### TASK GOAL
Output the material beneath exactly, leaving nothing out.

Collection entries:
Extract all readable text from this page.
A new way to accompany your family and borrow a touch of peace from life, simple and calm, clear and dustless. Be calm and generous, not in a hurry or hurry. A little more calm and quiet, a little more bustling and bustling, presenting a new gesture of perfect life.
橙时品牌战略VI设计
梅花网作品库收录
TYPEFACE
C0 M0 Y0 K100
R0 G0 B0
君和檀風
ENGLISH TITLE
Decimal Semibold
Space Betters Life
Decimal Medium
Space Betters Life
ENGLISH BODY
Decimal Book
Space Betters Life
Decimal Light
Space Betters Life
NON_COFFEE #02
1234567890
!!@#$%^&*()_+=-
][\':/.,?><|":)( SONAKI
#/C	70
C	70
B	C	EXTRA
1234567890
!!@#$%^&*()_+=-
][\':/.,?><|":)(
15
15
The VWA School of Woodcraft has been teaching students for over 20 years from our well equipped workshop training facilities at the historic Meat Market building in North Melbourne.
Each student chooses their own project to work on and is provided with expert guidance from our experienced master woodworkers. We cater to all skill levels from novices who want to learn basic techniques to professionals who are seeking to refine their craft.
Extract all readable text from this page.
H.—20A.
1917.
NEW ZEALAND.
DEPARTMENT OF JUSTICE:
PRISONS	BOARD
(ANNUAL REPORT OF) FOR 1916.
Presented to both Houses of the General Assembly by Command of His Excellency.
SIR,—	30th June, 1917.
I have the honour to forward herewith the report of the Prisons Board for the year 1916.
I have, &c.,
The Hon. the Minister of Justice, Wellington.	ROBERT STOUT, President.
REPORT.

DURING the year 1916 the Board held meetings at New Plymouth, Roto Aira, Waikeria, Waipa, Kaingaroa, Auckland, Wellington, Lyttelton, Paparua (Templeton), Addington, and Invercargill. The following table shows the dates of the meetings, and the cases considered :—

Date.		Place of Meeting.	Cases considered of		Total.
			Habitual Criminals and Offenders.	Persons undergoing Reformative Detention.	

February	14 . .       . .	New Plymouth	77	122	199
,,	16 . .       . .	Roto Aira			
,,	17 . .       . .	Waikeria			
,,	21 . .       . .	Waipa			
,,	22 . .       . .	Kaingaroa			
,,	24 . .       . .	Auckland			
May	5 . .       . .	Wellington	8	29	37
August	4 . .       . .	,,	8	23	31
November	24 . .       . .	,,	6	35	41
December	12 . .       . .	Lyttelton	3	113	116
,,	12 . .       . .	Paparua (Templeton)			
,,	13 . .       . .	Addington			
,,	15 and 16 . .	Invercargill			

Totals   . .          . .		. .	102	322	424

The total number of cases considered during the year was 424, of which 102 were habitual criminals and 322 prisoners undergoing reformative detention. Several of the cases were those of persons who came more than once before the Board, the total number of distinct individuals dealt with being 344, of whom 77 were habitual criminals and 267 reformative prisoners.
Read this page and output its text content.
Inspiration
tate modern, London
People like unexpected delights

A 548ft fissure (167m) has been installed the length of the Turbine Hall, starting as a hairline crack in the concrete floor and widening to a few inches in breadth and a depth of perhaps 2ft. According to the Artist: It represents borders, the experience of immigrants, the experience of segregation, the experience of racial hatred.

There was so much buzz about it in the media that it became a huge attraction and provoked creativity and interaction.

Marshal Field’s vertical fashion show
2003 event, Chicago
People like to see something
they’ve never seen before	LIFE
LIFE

### FULL SOLUTION
Extract all readable text from this page.
A new way to accompany your family and borrow a touch of peace from life, simple and calm, clear and dustless. Be calm and generous, not in a hurry or hurry. A little more calm and quiet, a little more bustling and bustling, presenting a new gesture of perfect life.
橙时品牌战略VI设计
梅花网作品库收录
TYPEFACE
C0 M0 Y0 K100
R0 G0 B0
君和檀風
ENGLISH TITLE
Decimal Semibold
Space Betters Life
Decimal Medium
Space Betters Life
ENGLISH BODY
Decimal Book
Space Betters Life
Decimal Light
Space Betters Life
NON_COFFEE #02
1234567890
!!@#$%^&*()_+=-
][\':/.,?><|":)( SONAKI
#/C	70
C	70
B	C	EXTRA
1234567890
!!@#$%^&*()_+=-
][\':/.,?><|":)(
15
15
The VWA School of Woodcraft has been teaching students for over 20 years from our well equipped workshop training facilities at the historic Meat Market building in North Melbourne.
Each student chooses their own project to work on and is provided with expert guidance from our experienced master woodworkers. We cater to all skill levels from novices who want to learn basic techniques to professionals who are seeking to refine their craft.
Extract all readable text from this page.
H.—20A.
1917.
NEW ZEALAND.
DEPARTMENT OF JUSTICE:
PRISONS	BOARD
(ANNUAL REPORT OF) FOR 1916.
Presented to both Houses of the General Assembly by Command of His Excellency.
SIR,—	30th June, 1917.
I have the honour to forward herewith the report of the Prisons Board for the year 1916.
I have, &c.,
The Hon. the Minister of Justice, Wellington.	ROBERT STOUT, President.
REPORT.

DURING the year 1916 the Board held meetings at New Plymouth, Roto Aira, Waikeria, Waipa, Kaingaroa, Auckland, Wellington, Lyttelton, Paparua (Templeton), Addington, and Invercargill. The following table shows the dates of the meetings, and the cases considered :—

Date.		Place of Meeting.	Cases considered of		Total.
			Habitual Criminals and Offenders.	Persons undergoing Reformative Detention.	

February	14 . .       . .	New Plymouth	77	122	199
,,	16 . .       . .	Roto Aira			
,,	17 . .       . .	Waikeria			
,,	21 . .       . .	Waipa			
,,	22 . .       . .	Kaingaroa			
,,	24 . .       . .	Auckland			
May	5 . .       . .	Wellington	8	29	37
August	4 . .       . .	,,	8	23	31
November	24 . .       . .	,,	6	35	41
December	12 . .       . .	Lyttelton	3	113	116
,,	12 . .       . .	Paparua (Templeton)			
,,	13 . .       . .	Addington			
,,	15 and 16 . .	Invercargill			

Totals   . .          . .		. .	102	322	424

The total number of cases considered during the year was 424, of which 102 were habitual criminals and 322 prisoners undergoing reformative detention. Several of the cases were those of persons who came more than once before the Board, the total number of distinct individuals dealt with being 344, of whom 77 were habitual criminals and 267 reformative prisoners.
Read this page and output its text content.
Inspiration
tate modern, London
People like unexpected delights

A 548ft fissure (167m) has been installed the length of the Turbine Hall, starting as a hairline crack in the concrete floor and widening to a few inches in breadth and a depth of perhaps 2ft. According to the Artist: It represents borders, the experience of immigrants, the experience of segregation, the experience of racial hatred.

There was so much buzz about it in the media that it became a huge attraction and provoked creativity and interaction.

Marshal Field’s vertical fashion show
2003 event, Chicago
People like to see something
they’ve never seen before	LIFE
LIFE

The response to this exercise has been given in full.